:: Job ::
Copy every line in which the string "XpecIM" occurs.

:: Records shown ::
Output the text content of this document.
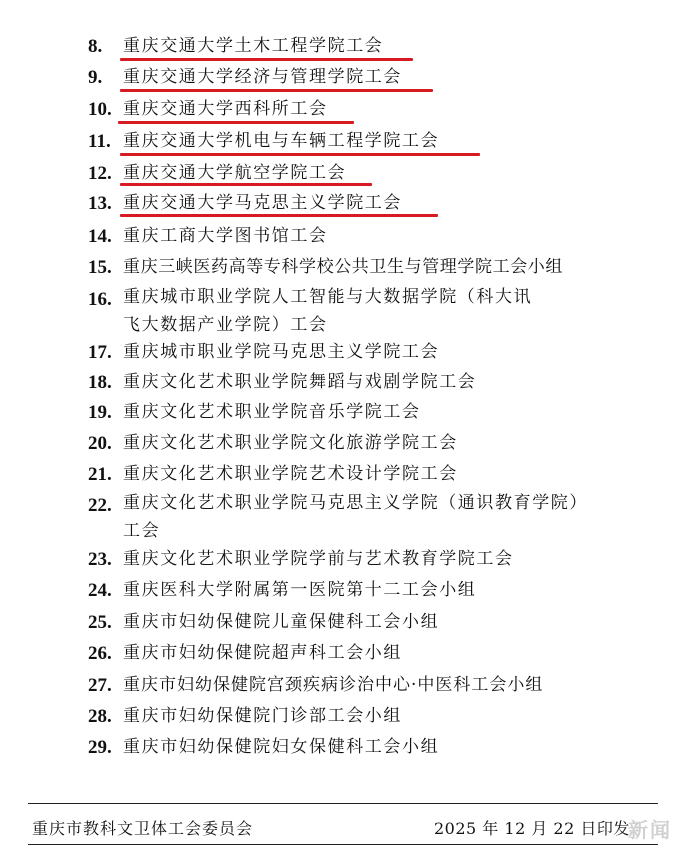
8.	重庆交通大学土木工程学院工会
9.	重庆交通大学经济与管理学院工会
10. 重庆交通大学西科所工会
11. 重庆交通大学机电与车辆工程学院工会
12. 重庆交通大学航空学院工会
13. 重庆交通大学马克思主义学院工会
14. 重庆工商大学图书馆工会
15. 重庆三峡医药高等专科学校公共卫生与管理学院工会小组
16. 重庆城市职业学院人工智能与大数据学院（科大讯飞大数据产业学院）工会
17. 重庆城市职业学院马克思主义学院工会
18. 重庆文化艺术职业学院舞蹈与戏剧学院工会
19. 重庆文化艺术职业学院音乐学院工会
20. 重庆文化艺术职业学院文化旅游学院工会
21. 重庆文化艺术职业学院艺术设计学院工会
22. 重庆文化艺术职业学院马克思主义学院（通识教育学院）工会
23. 重庆文化艺术职业学院学前与艺术教育学院工会
24. 重庆医科大学附属第一医院第十二工会小组
25. 重庆市妇幼保健院儿童保健科工会小组
26. 重庆市妇幼保健院超声科工会小组
27. 重庆市妇幼保健院宫颈疾病诊治中心·中医科工会小组
28. 重庆市妇幼保健院门诊部工会小组
29. 重庆市妇幼保健院妇女保健科工会小组
重庆市教科文卫体工会委员会	2025 年 12 月 22 日印发
新闻
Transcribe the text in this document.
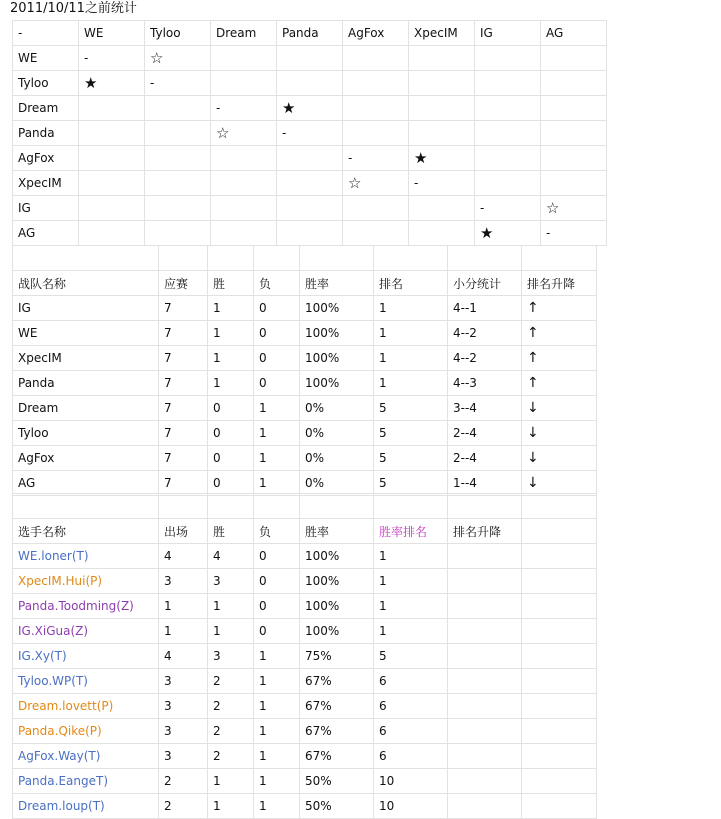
2011/10/11之前统计
-	WE	Tyloo	Dream	Panda	AgFox	XpecIM	IG	AG
WE	-	☆						
Tyloo	★	-						
Dream			-	★				
Panda			☆	-				
AgFox					-	★		
XpecIM					☆	-		
IG							-	☆
AG							★	-

战队名称	应赛	胜	负	胜率	排名	小分统计	排名升降
IG	7	1	0	100%	1	4--1	↑
WE	7	1	0	100%	1	4--2	↑
XpecIM	7	1	0	100%	1	4--2	↑
Panda	7	1	0	100%	1	4--3	↑
Dream	7	0	1	0%	5	3--4	↓
Tyloo	7	0	1	0%	5	2--4	↓
AgFox	7	0	1	0%	5	2--4	↓
AG	7	0	1	0%	5	1--4	↓

选手名称	出场	胜	负	胜率	胜率排名	排名升降	
WE.loner(T)	4	4	0	100%	1		
XpecIM.Hui(P)	3	3	0	100%	1		
Panda.Toodming(Z)	1	1	0	100%	1		
IG.XiGua(Z)	1	1	0	100%	1		
IG.Xy(T)	4	3	1	75%	5		
Tyloo.WP(T)	3	2	1	67%	6		
Dream.lovett(P)	3	2	1	67%	6		
Panda.Qike(P)	3	2	1	67%	6		
AgFox.Way(T)	3	2	1	67%	6		
Panda.EangeT)	2	1	1	50%	10		
Dream.loup(T)	2	1	1	50%	10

:: Complete response ::
-	WE	Tyloo	Dream	Panda	AgFox	XpecIM	IG	AG
XpecIM					☆	-		
XpecIM	7	1	0	100%	1	4--2	↑
XpecIM.Hui(P)	3	3	0	100%	1		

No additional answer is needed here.